[Task description]
Copy out all of the following material line for line, changing nothing.

[Records to use]
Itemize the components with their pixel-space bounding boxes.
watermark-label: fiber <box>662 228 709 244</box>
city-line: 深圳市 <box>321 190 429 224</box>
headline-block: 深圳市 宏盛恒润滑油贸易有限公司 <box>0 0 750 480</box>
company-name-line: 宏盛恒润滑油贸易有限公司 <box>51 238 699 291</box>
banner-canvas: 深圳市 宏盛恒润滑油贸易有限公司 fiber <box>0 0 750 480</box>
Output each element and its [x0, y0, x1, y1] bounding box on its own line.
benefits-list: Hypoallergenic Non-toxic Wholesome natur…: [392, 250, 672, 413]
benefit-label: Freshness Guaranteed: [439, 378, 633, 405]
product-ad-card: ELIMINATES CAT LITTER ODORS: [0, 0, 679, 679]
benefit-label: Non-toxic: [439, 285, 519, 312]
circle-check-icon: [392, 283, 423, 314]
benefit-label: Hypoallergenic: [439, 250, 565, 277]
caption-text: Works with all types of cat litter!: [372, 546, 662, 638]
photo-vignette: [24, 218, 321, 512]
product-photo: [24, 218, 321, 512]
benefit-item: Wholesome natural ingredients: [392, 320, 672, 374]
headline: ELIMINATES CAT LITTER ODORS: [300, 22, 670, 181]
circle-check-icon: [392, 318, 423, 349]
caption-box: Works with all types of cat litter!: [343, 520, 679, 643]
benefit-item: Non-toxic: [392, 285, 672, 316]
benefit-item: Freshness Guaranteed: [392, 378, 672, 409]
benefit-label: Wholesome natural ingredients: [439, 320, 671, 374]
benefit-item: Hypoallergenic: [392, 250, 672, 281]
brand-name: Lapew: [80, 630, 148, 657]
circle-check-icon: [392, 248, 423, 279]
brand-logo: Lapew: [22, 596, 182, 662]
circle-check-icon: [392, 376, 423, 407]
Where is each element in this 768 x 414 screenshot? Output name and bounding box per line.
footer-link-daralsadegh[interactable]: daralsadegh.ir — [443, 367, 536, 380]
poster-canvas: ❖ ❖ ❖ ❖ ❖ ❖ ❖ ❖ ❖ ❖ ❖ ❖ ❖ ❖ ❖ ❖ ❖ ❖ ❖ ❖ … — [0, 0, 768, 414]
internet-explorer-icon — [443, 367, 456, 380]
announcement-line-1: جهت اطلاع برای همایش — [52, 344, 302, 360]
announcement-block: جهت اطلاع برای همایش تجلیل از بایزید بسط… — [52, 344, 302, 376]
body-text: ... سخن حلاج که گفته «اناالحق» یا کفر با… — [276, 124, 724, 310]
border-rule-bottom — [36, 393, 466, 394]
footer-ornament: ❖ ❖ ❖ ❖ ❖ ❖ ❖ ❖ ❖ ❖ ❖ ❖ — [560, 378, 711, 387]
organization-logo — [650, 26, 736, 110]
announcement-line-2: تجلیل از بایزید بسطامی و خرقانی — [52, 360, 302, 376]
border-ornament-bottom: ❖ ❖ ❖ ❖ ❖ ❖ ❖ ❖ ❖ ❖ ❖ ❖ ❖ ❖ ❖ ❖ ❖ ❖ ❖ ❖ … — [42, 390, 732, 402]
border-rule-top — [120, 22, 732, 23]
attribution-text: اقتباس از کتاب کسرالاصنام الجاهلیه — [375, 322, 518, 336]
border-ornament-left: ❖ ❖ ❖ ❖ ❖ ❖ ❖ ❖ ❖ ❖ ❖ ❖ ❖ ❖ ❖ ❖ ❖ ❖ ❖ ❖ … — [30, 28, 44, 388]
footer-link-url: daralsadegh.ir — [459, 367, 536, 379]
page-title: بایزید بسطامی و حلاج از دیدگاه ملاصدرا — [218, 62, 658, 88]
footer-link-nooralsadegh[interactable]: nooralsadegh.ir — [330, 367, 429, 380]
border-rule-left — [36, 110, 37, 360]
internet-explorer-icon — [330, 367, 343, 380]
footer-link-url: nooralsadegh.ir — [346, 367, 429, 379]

[Correct output]
Itemize the components with their pixel-space bounding boxes.
watermark-label: fiber <box>662 228 709 244</box>
city-line: 深圳市 <box>321 190 429 224</box>
headline-block: 深圳市 宏盛恒润滑油贸易有限公司 <box>0 0 750 480</box>
company-name-line: 宏盛恒润滑油贸易有限公司 <box>51 238 699 291</box>
banner-canvas: 深圳市 宏盛恒润滑油贸易有限公司 fiber <box>0 0 750 480</box>
Output each element and its [x0, y0, x1, y1] bounding box on its own line.
benefits-list: Hypoallergenic Non-toxic Wholesome natur…: [392, 250, 672, 413]
benefit-label: Freshness Guaranteed: [439, 378, 633, 405]
product-ad-card: ELIMINATES CAT LITTER ODORS: [0, 0, 679, 679]
benefit-label: Non-toxic: [439, 285, 519, 312]
circle-check-icon: [392, 283, 423, 314]
benefit-label: Hypoallergenic: [439, 250, 565, 277]
caption-text: Works with all types of cat litter!: [372, 546, 662, 638]
photo-vignette: [24, 218, 321, 512]
product-photo: [24, 218, 321, 512]
benefit-item: Wholesome natural ingredients: [392, 320, 672, 374]
headline: ELIMINATES CAT LITTER ODORS: [300, 22, 670, 181]
circle-check-icon: [392, 318, 423, 349]
caption-box: Works with all types of cat litter!: [343, 520, 679, 643]
benefit-item: Non-toxic: [392, 285, 672, 316]
benefit-item: Freshness Guaranteed: [392, 378, 672, 409]
benefit-label: Wholesome natural ingredients: [439, 320, 671, 374]
benefit-item: Hypoallergenic: [392, 250, 672, 281]
brand-name: Lapew: [80, 630, 148, 657]
circle-check-icon: [392, 248, 423, 279]
brand-logo: Lapew: [22, 596, 182, 662]
circle-check-icon: [392, 376, 423, 407]
Where is each element in this 768 x 414 screenshot? Output name and bounding box per line.
footer-link-daralsadegh[interactable]: daralsadegh.ir — [443, 367, 536, 380]
poster-canvas: ❖ ❖ ❖ ❖ ❖ ❖ ❖ ❖ ❖ ❖ ❖ ❖ ❖ ❖ ❖ ❖ ❖ ❖ ❖ ❖ … — [0, 0, 768, 414]
internet-explorer-icon — [443, 367, 456, 380]
announcement-line-1: جهت اطلاع برای همایش — [52, 344, 302, 360]
announcement-block: جهت اطلاع برای همایش تجلیل از بایزید بسط… — [52, 344, 302, 376]
body-text: ... سخن حلاج که گفته «اناالحق» یا کفر با… — [276, 124, 724, 310]
border-rule-bottom — [36, 393, 466, 394]
footer-ornament: ❖ ❖ ❖ ❖ ❖ ❖ ❖ ❖ ❖ ❖ ❖ ❖ — [560, 378, 711, 387]
organization-logo — [650, 26, 736, 110]
announcement-line-2: تجلیل از بایزید بسطامی و خرقانی — [52, 360, 302, 376]
border-ornament-bottom: ❖ ❖ ❖ ❖ ❖ ❖ ❖ ❖ ❖ ❖ ❖ ❖ ❖ ❖ ❖ ❖ ❖ ❖ ❖ ❖ … — [42, 390, 732, 402]
border-rule-top — [120, 22, 732, 23]
attribution-text: اقتباس از کتاب کسرالاصنام الجاهلیه — [375, 322, 518, 336]
border-ornament-left: ❖ ❖ ❖ ❖ ❖ ❖ ❖ ❖ ❖ ❖ ❖ ❖ ❖ ❖ ❖ ❖ ❖ ❖ ❖ ❖ … — [30, 28, 44, 388]
footer-link-url: daralsadegh.ir — [459, 367, 536, 379]
page-title: بایزید بسطامی و حلاج از دیدگاه ملاصدرا — [218, 62, 658, 88]
footer-link-nooralsadegh[interactable]: nooralsadegh.ir — [330, 367, 429, 380]
border-rule-left — [36, 110, 37, 360]
internet-explorer-icon — [330, 367, 343, 380]
footer-link-url: nooralsadegh.ir — [346, 367, 429, 379]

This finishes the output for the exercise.